| The problem |
Exactly as written, print each record in the listing.

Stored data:

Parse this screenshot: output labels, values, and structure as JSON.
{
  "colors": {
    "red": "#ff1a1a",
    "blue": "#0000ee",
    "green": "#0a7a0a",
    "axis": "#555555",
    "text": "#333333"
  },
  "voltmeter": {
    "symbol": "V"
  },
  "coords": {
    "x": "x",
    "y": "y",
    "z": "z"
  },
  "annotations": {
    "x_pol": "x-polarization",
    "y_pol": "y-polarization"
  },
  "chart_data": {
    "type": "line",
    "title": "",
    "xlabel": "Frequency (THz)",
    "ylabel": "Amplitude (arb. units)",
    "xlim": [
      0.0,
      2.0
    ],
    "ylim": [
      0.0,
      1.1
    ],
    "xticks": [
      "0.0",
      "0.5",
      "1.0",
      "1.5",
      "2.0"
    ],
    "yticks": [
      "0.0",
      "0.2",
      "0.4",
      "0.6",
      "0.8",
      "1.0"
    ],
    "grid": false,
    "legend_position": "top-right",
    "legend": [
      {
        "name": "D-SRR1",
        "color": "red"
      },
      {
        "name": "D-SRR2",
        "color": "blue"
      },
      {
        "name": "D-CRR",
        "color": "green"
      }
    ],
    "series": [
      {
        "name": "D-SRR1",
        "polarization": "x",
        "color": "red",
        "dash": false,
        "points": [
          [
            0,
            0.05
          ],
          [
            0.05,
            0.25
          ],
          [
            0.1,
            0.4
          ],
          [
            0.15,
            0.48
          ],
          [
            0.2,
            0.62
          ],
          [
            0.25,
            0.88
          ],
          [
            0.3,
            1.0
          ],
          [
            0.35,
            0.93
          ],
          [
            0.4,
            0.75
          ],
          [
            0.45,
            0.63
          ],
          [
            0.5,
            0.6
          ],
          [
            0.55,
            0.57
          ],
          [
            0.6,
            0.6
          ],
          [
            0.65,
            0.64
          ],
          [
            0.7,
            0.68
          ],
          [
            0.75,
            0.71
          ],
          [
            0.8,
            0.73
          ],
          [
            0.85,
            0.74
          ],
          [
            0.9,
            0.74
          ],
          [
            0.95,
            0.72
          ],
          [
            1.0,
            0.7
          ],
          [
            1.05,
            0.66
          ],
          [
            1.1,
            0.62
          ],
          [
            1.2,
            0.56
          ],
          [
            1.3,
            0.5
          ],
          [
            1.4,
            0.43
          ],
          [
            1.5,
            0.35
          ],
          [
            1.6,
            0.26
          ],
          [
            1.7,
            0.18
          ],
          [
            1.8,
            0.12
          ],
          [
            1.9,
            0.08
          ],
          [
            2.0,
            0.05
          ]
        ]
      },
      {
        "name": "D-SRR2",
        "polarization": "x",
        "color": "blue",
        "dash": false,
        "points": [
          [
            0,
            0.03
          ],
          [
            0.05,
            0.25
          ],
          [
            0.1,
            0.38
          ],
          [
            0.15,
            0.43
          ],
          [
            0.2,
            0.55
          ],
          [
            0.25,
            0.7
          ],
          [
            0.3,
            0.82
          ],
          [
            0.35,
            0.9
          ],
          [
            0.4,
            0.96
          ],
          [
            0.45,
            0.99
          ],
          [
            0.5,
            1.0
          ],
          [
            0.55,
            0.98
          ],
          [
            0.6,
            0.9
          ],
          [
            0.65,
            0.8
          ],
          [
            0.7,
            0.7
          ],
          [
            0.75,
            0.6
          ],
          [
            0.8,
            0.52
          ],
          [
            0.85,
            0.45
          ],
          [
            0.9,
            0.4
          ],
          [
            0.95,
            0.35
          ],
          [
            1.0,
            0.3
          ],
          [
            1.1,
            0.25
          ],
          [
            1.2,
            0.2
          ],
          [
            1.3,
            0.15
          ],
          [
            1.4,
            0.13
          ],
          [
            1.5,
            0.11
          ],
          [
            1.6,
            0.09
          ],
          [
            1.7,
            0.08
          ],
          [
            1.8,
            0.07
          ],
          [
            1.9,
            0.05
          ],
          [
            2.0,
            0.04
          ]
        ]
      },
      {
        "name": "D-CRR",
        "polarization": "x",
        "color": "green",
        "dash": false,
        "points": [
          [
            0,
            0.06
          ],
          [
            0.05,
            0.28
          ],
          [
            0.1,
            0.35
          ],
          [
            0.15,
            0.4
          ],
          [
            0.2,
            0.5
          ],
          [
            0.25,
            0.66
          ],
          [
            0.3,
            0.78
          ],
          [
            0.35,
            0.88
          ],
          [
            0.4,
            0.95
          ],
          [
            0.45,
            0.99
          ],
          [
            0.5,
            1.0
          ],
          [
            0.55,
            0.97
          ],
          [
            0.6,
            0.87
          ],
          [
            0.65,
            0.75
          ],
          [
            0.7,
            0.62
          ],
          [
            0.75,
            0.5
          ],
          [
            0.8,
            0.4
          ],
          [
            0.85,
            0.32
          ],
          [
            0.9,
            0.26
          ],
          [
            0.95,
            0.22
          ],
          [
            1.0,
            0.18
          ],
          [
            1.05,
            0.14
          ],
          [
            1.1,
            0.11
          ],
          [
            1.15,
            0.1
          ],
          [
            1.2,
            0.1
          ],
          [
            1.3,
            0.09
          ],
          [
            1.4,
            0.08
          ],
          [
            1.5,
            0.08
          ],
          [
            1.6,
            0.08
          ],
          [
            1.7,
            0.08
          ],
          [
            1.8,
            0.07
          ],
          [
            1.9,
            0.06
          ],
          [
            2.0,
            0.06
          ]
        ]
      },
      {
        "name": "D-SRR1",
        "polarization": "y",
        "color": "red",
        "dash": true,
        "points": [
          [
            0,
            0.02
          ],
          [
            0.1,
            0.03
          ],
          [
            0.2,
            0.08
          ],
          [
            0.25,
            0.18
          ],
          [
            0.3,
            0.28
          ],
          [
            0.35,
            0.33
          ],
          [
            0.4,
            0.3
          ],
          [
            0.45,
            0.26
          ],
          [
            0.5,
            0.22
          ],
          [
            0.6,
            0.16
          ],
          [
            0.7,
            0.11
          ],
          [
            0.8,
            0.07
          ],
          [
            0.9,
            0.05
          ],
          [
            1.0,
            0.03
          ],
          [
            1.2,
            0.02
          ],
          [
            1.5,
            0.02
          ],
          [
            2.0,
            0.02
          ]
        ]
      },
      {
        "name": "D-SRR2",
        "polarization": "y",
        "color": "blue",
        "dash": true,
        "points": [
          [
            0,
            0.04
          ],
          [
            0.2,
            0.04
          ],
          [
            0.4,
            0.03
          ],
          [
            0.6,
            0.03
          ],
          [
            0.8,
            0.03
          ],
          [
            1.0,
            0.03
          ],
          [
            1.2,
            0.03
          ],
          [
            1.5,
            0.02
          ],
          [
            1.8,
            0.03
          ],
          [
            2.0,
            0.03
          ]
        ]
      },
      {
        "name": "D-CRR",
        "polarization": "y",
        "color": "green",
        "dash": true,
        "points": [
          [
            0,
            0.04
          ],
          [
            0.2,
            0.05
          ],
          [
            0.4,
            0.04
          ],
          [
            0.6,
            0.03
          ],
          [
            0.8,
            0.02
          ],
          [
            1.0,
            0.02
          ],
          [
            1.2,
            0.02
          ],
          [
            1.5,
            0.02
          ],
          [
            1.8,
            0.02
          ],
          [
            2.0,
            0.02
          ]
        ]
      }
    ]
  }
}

| Result for this exercise |
Parse this screenshot: output labels, values, and structure as JSON.
{
  "colors": {
    "red": "#ff1a1a",
    "blue": "#0000ee",
    "green": "#0a7a0a",
    "axis": "#555555",
    "text": "#333333"
  },
  "voltmeter": {
    "symbol": "V"
  },
  "coords": {
    "x": "x",
    "y": "y",
    "z": "z"
  },
  "annotations": {
    "x_pol": "x-polarization",
    "y_pol": "y-polarization"
  },
  "chart_data": {
    "type": "line",
    "title": "",
    "xlabel": "Frequency (THz)",
    "ylabel": "Amplitude (arb. units)",
    "xlim": [
      0.0,
      2.0
    ],
    "ylim": [
      0.0,
      1.1
    ],
    "xticks": [
      "0.0",
      "0.5",
      "1.0",
      "1.5",
      "2.0"
    ],
    "yticks": [
      "0.0",
      "0.2",
      "0.4",
      "0.6",
      "0.8",
      "1.0"
    ],
    "grid": false,
    "legend_position": "top-right",
    "legend": [
      {
        "name": "D-SRR1",
        "color": "red"
      },
      {
        "name": "D-SRR2",
        "color": "blue"
      },
      {
        "name": "D-CRR",
        "color": "green"
      }
    ],
    "series": [
      {
        "name": "D-SRR1",
        "polarization": "x",
        "color": "red",
        "dash": false,
        "points": [
          [
            0,
            0.05
          ],
          [
            0.05,
            0.25
          ],
          [
            0.1,
            0.4
          ],
          [
            0.15,
            0.48
          ],
          [
            0.2,
            0.62
          ],
          [
            0.25,
            0.88
          ],
          [
            0.3,
            1.0
          ],
          [
            0.35,
            0.93
          ],
          [
            0.4,
            0.75
          ],
          [
            0.45,
            0.63
          ],
          [
            0.5,
            0.6
          ],
          [
            0.55,
            0.57
          ],
          [
            0.6,
            0.6
          ],
          [
            0.65,
            0.64
          ],
          [
            0.7,
            0.68
          ],
          [
            0.75,
            0.71
          ],
          [
            0.8,
            0.73
          ],
          [
            0.85,
            0.74
          ],
          [
            0.9,
            0.74
          ],
          [
            0.95,
            0.72
          ],
          [
            1.0,
            0.7
          ],
          [
            1.05,
            0.66
          ],
          [
            1.1,
            0.62
          ],
          [
            1.2,
            0.56
          ],
          [
            1.3,
            0.5
          ],
          [
            1.4,
            0.43
          ],
          [
            1.5,
            0.35
          ],
          [
            1.6,
            0.26
          ],
          [
            1.7,
            0.18
          ],
          [
            1.8,
            0.12
          ],
          [
            1.9,
            0.08
          ],
          [
            2.0,
            0.05
          ]
        ]
      },
      {
        "name": "D-SRR2",
        "polarization": "x",
        "color": "blue",
        "dash": false,
        "points": [
          [
            0,
            0.03
          ],
          [
            0.05,
            0.25
          ],
          [
            0.1,
            0.38
          ],
          [
            0.15,
            0.43
          ],
          [
            0.2,
            0.55
          ],
          [
            0.25,
            0.7
          ],
          [
            0.3,
            0.82
          ],
          [
            0.35,
            0.9
          ],
          [
            0.4,
            0.96
          ],
          [
            0.45,
            0.99
          ],
          [
            0.5,
            1.0
          ],
          [
            0.55,
            0.98
          ],
          [
            0.6,
            0.9
          ],
          [
            0.65,
            0.8
          ],
          [
            0.7,
            0.7
          ],
          [
            0.75,
            0.6
          ],
          [
            0.8,
            0.52
          ],
          [
            0.85,
            0.45
          ],
          [
            0.9,
            0.4
          ],
          [
            0.95,
            0.35
          ],
          [
            1.0,
            0.3
          ],
          [
            1.1,
            0.25
          ],
          [
            1.2,
            0.2
          ],
          [
            1.3,
            0.15
          ],
          [
            1.4,
            0.13
          ],
          [
            1.5,
            0.11
          ],
          [
            1.6,
            0.09
          ],
          [
            1.7,
            0.08
          ],
          [
            1.8,
            0.07
          ],
          [
            1.9,
            0.05
          ],
          [
            2.0,
            0.04
          ]
        ]
      },
      {
        "name": "D-CRR",
        "polarization": "x",
        "color": "green",
        "dash": false,
        "points": [
          [
            0,
            0.06
          ],
          [
            0.05,
            0.28
          ],
          [
            0.1,
            0.35
          ],
          [
            0.15,
            0.4
          ],
          [
            0.2,
            0.5
          ],
          [
            0.25,
            0.66
          ],
          [
            0.3,
            0.78
          ],
          [
            0.35,
            0.88
          ],
          [
            0.4,
            0.95
          ],
          [
            0.45,
            0.99
          ],
          [
            0.5,
            1.0
          ],
          [
            0.55,
            0.97
          ],
          [
            0.6,
            0.87
          ],
          [
            0.65,
            0.75
          ],
          [
            0.7,
            0.62
          ],
          [
            0.75,
            0.5
          ],
          [
            0.8,
            0.4
          ],
          [
            0.85,
            0.32
          ],
          [
            0.9,
            0.26
          ],
          [
            0.95,
            0.22
          ],
          [
            1.0,
            0.18
          ],
          [
            1.05,
            0.14
          ],
          [
            1.1,
            0.11
          ],
          [
            1.15,
            0.1
          ],
          [
            1.2,
            0.1
          ],
          [
            1.3,
            0.09
          ],
          [
            1.4,
            0.08
          ],
          [
            1.5,
            0.08
          ],
          [
            1.6,
            0.08
          ],
          [
            1.7,
            0.08
          ],
          [
            1.8,
            0.07
          ],
          [
            1.9,
            0.06
          ],
          [
            2.0,
            0.06
          ]
        ]
      },
      {
        "name": "D-SRR1",
        "polarization": "y",
        "color": "red",
        "dash": true,
        "points": [
          [
            0,
            0.02
          ],
          [
            0.1,
            0.03
          ],
          [
            0.2,
            0.08
          ],
          [
            0.25,
            0.18
          ],
          [
            0.3,
            0.28
          ],
          [
            0.35,
            0.33
          ],
          [
            0.4,
            0.3
          ],
          [
            0.45,
            0.26
          ],
          [
            0.5,
            0.22
          ],
          [
            0.6,
            0.16
          ],
          [
            0.7,
            0.11
          ],
          [
            0.8,
            0.07
          ],
          [
            0.9,
            0.05
          ],
          [
            1.0,
            0.03
          ],
          [
            1.2,
            0.02
          ],
          [
            1.5,
            0.02
          ],
          [
            2.0,
            0.02
          ]
        ]
      },
      {
        "name": "D-SRR2",
        "polarization": "y",
        "color": "blue",
        "dash": true,
        "points": [
          [
            0,
            0.04
          ],
          [
            0.2,
            0.04
          ],
          [
            0.4,
            0.03
          ],
          [
            0.6,
            0.03
          ],
          [
            0.8,
            0.03
          ],
          [
            1.0,
            0.03
          ],
          [
            1.2,
            0.03
          ],
          [
            1.5,
            0.02
          ],
          [
            1.8,
            0.03
          ],
          [
            2.0,
            0.03
          ]
        ]
      },
      {
        "name": "D-CRR",
        "polarization": "y",
        "color": "green",
        "dash": true,
        "points": [
          [
            0,
            0.04
          ],
          [
            0.2,
            0.05
          ],
          [
            0.4,
            0.04
          ],
          [
            0.6,
            0.03
          ],
          [
            0.8,
            0.02
          ],
          [
            1.0,
            0.02
          ],
          [
            1.2,
            0.02
          ],
          [
            1.5,
            0.02
          ],
          [
            1.8,
            0.02
          ],
          [
            2.0,
            0.02
          ]
        ]
      }
    ]
  }
}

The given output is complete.